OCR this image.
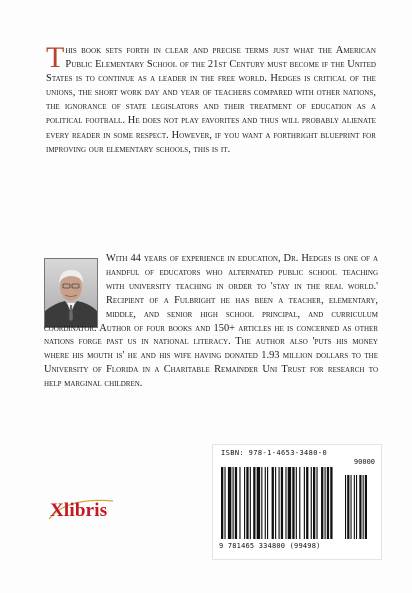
This book sets forth in clear and precise terms just what the American Public Elementary School of the 21st Century must become if the United States is to continue as a leader in the free world. Hedges is critical of the unions, the short work day and year of teachers compared with other nations, the ignorance of state legislators and their treatment of education as a political football. He does not play favorites and thus will probably alienate every reader in some respect. However, if you want a forthright blueprint for improving our elementary schools, this is it.
With 44 years of experience in education, Dr. Hedges is one of a handful of educators who alternated public school teaching with university teaching in order to 'stay in the real world.' Recipient of a Fulbright he has been a teacher, elementary, middle, and senior high school principal, and curriculum coordinator. Author of four books and 150+ articles he is concerned as other nations forge past us in national literacy. The author also 'puts his money where his mouth is' he and his wife having donated 1.93 million dollars to the University of Florida in a Charitable Remainder Uni Trust for research to help marginal children.
Xlibris
ISBN: 978-1-4653-3480-0
90000
9 781465 334800 (99498)
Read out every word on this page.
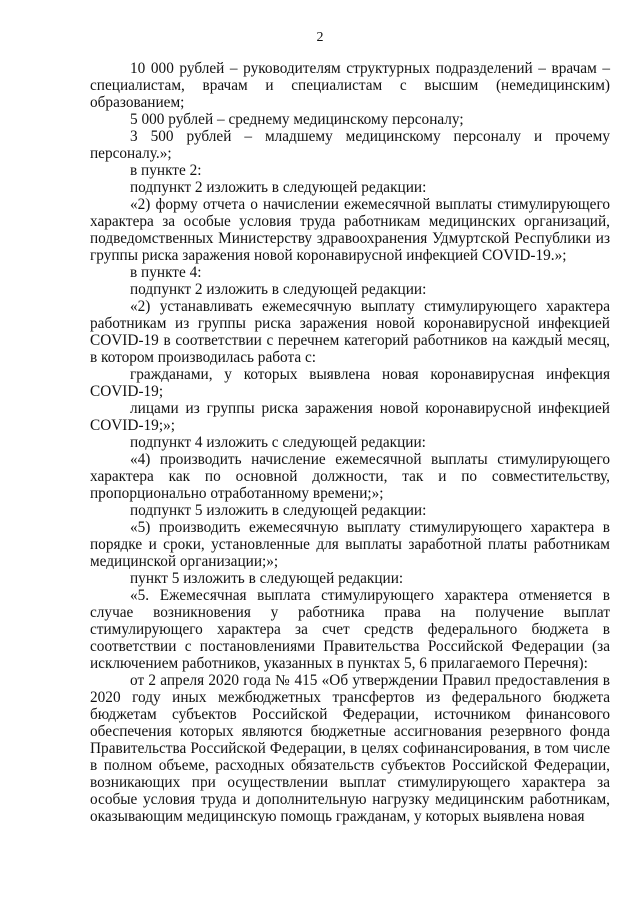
2

10 000 рублей – руководителям структурных подразделений – врачам – специалистам, врачам и специалистам с высшим (немедицинским) образованием;

5 000 рублей – среднему медицинскому персоналу;

3 500 рублей – младшему медицинскому персоналу и прочему персоналу.»;

в пункте 2:

подпункт 2 изложить в следующей редакции:

«2) форму отчета о начислении ежемесячной выплаты стимулирующего характера за особые условия труда работникам медицинских организаций, подведомственных Министерству здравоохранения Удмуртской Республики из группы риска заражения новой коронавирусной инфекцией COVID-19.»;

в пункте 4:

подпункт 2 изложить в следующей редакции:

«2) устанавливать ежемесячную выплату стимулирующего характера работникам из группы риска заражения новой коронавирусной инфекцией COVID-19 в соответствии с перечнем категорий работников на каждый месяц, в котором производилась работа с:

гражданами, у которых выявлена новая коронавирусная инфекция COVID-19;

лицами из группы риска заражения новой коронавирусной инфекцией COVID-19;»;

подпункт 4 изложить с следующей редакции:

«4) производить начисление ежемесячной выплаты стимулирующего характера как по основной должности, так и по совместительству, пропорционально отработанному времени;»;

подпункт 5 изложить в следующей редакции:

«5) производить ежемесячную выплату стимулирующего характера в порядке и сроки, установленные для выплаты заработной платы работникам медицинской организации;»;

пункт 5 изложить в следующей редакции:

«5. Ежемесячная выплата стимулирующего характера отменяется в случае возникновения у работника права на получение выплат стимулирующего характера за счет средств федерального бюджета в соответствии с постановлениями Правительства Российской Федерации (за исключением работников, указанных в пунктах 5, 6 прилагаемого Перечня):

от 2 апреля 2020 года № 415 «Об утверждении Правил предоставления в 2020 году иных межбюджетных трансфертов из федерального бюджета бюджетам субъектов Российской Федерации, источником финансового обеспечения которых являются бюджетные ассигнования резервного фонда Правительства Российской Федерации, в целях софинансирования, в том числе в полном объеме, расходных обязательств субъектов Российской Федерации, возникающих при осуществлении выплат стимулирующего характера за особые условия труда и дополнительную нагрузку медицинским работникам, оказывающим медицинскую помощь гражданам, у которых выявлена новая
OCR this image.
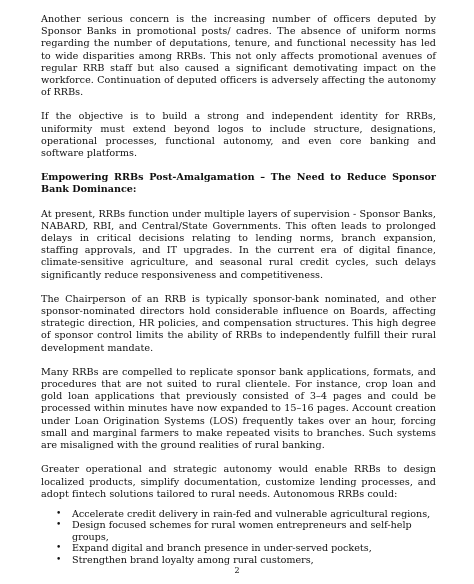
Another serious concern is the increasing number of officers deputed by Sponsor Banks in promotional posts/ cadres. The absence of uniform norms regarding the number of deputations, tenure, and functional necessity has led to wide disparities among RRBs. This not only affects promotional avenues of regular RRB staff but also caused a significant demotivating impact on the workforce. Continuation of deputed officers is adversely affecting the autonomy of RRBs.

If the objective is to build a strong and independent identity for RRBs, uniformity must extend beyond logos to include structure, designations, operational processes, functional autonomy, and even core banking and software platforms.

Empowering RRBs Post-Amalgamation – The Need to Reduce Sponsor Bank Dominance:

At present, RRBs function under multiple layers of supervision - Sponsor Banks, NABARD, RBI, and Central/State Governments. This often leads to prolonged delays in critical decisions relating to lending norms, branch expansion, staffing approvals, and IT upgrades. In the current era of digital finance, climate-sensitive agriculture, and seasonal rural credit cycles, such delays significantly reduce responsiveness and competitiveness.

The Chairperson of an RRB is typically sponsor-bank nominated, and other sponsor-nominated directors hold considerable influence on Boards, affecting strategic direction, HR policies, and compensation structures. This high degree of sponsor control limits the ability of RRBs to independently fulfill their rural development mandate.

Many RRBs are compelled to replicate sponsor bank applications, formats, and procedures that are not suited to rural clientele. For instance, crop loan and gold loan applications that previously consisted of 3–4 pages and could be processed within minutes have now expanded to 15–16 pages. Account creation under Loan Origination Systems (LOS) frequently takes over an hour, forcing small and marginal farmers to make repeated visits to branches. Such systems are misaligned with the ground realities of rural banking.

Greater operational and strategic autonomy would enable RRBs to design localized products, simplify documentation, customize lending processes, and adopt fintech solutions tailored to rural needs. Autonomous RRBs could:

• Accelerate credit delivery in rain-fed and vulnerable agricultural regions,
• Design focused schemes for rural women entrepreneurs and self-help groups,
• Expand digital and branch presence in under-served pockets,
• Strengthen brand loyalty among rural customers,
2
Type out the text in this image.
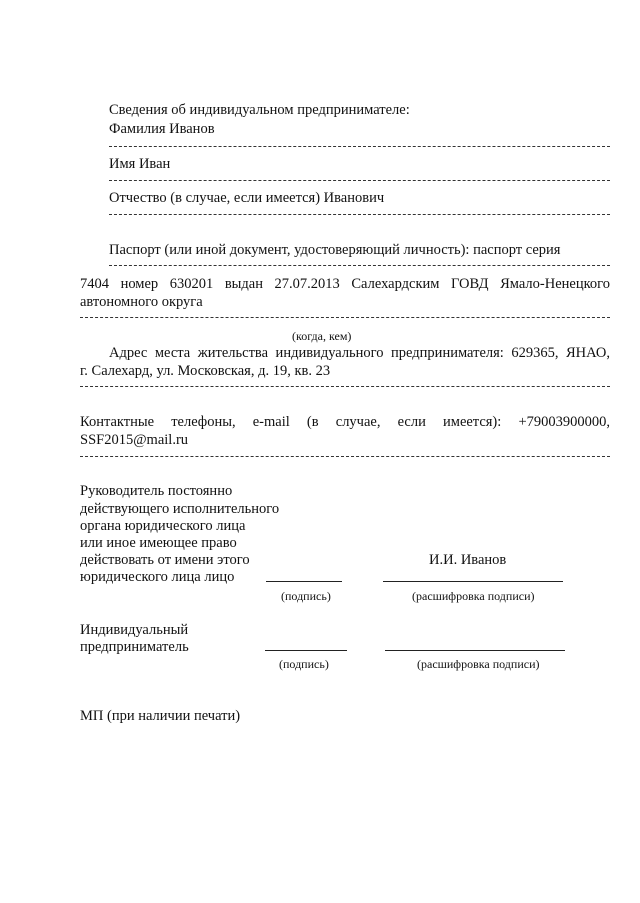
Сведения об индивидуальном предпринимателе:
Фамилия Иванов
Имя Иван
Отчество (в случае, если имеется) Иванович
Паспорт (или иной документ, удостоверяющий личность): паспорт серия
7404 номер 630201 выдан 27.07.2013 Салехардским ГОВД Ямало-Ненецкого
автономного округа
(когда, кем)
Адрес места жительства индивидуального предпринимателя: 629365, ЯНАО,
г. Салехард, ул. Московская, д. 19, кв. 23
Контактные телефоны, e-mail (в случае, если имеется): +79003900000,
SSF2015@mail.ru
Руководитель постоянно
действующего исполнительного
органа юридического лица
или иное имеющее право
действовать от имени этого
юридического лица лицо
И.И. Иванов
(подпись)	(расшифровка подписи)
Индивидуальный
предприниматель
(подпись)	(расшифровка подписи)
МП (при наличии печати)
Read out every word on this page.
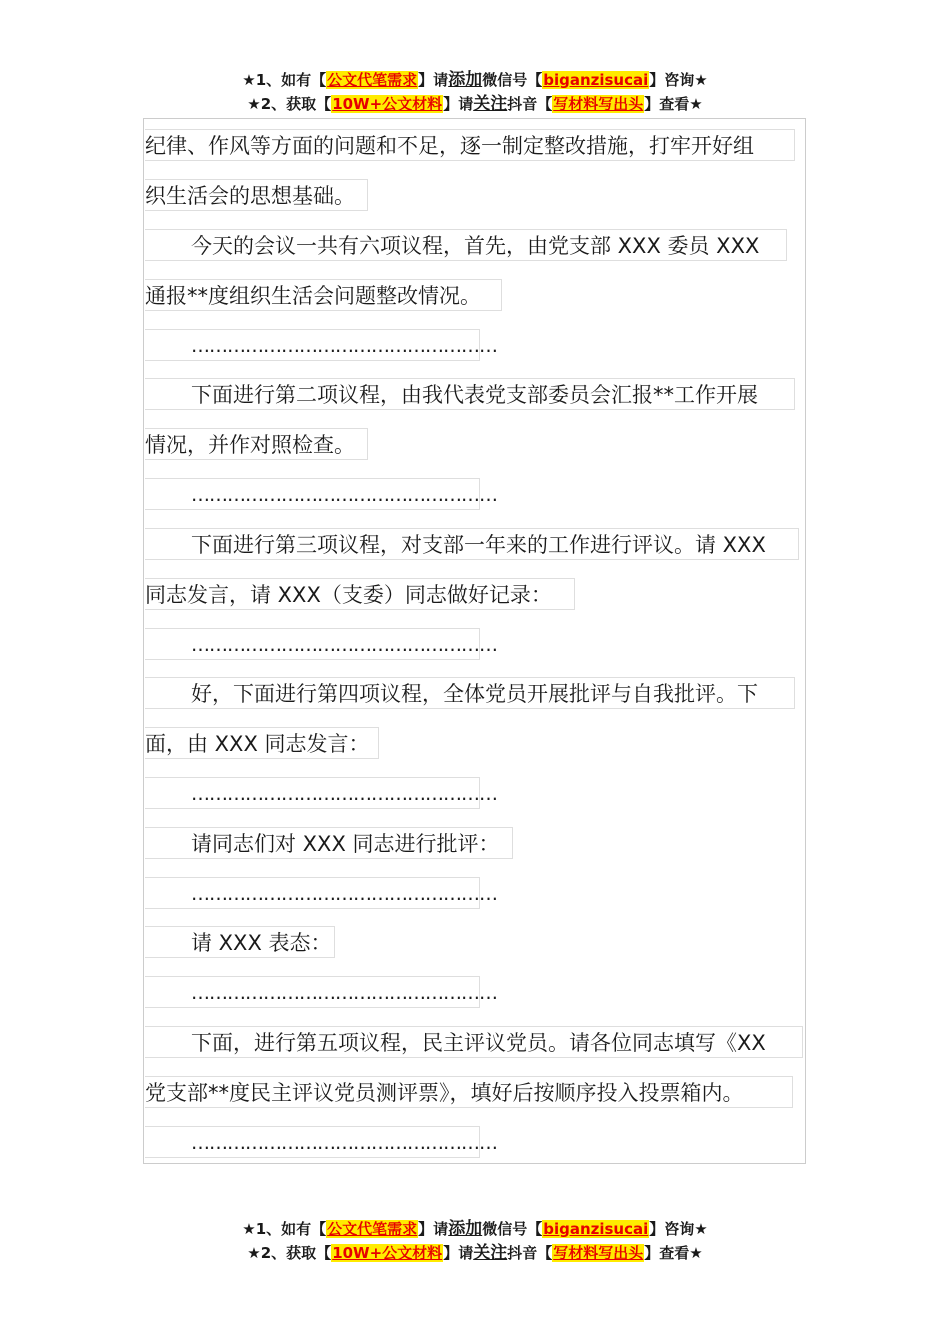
★1、如有【公文代笔需求】请添加微信号【biganzisucai】咨询★
★2、获取【10W+公文材料】请关注抖音【写材料写出头】查看★
纪律、作风等方面的问题和不足，逐一制定整改措施，打牢开好组
织生活会的思想基础。
今天的会议一共有六项议程，首先，由党支部 XXX 委员 XXX
通报**度组织生活会问题整改情况。
……………………………………………
下面进行第二项议程，由我代表党支部委员会汇报**工作开展
情况，并作对照检查。
……………………………………………
下面进行第三项议程，对支部一年来的工作进行评议。请 XXX
同志发言，请 XXX（支委）同志做好记录：
……………………………………………
好，下面进行第四项议程，全体党员开展批评与自我批评。下
面，由 XXX 同志发言：
……………………………………………
请同志们对 XXX 同志进行批评：
……………………………………………
请 XXX 表态：
……………………………………………
下面，进行第五项议程，民主评议党员。请各位同志填写《XX
党支部**度民主评议党员测评票》，填好后按顺序投入投票箱内。
……………………………………………
★1、如有【公文代笔需求】请添加微信号【biganzisucai】咨询★
★2、获取【10W+公文材料】请关注抖音【写材料写出头】查看★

* [What to do] Pick out all lines from the data above in which the word "инфекцией" appears.

* [Answer to this task]
«2) форму отчета о начислении ежемесячной выплаты стимулирующего характера за особые условия труда работникам медицинских организаций, подведомственных Министерству здравоохранения Удмуртской Республики из группы риска заражения новой коронавирусной инфекцией COVID-19.»;
«2) устанавливать ежемесячную выплату стимулирующего характера работникам из группы риска заражения новой коронавирусной инфекцией COVID-19 в соответствии с перечнем категорий работников на каждый месяц, в котором производилась работа с:
лицами из группы риска заражения новой коронавирусной инфекцией COVID-19;»;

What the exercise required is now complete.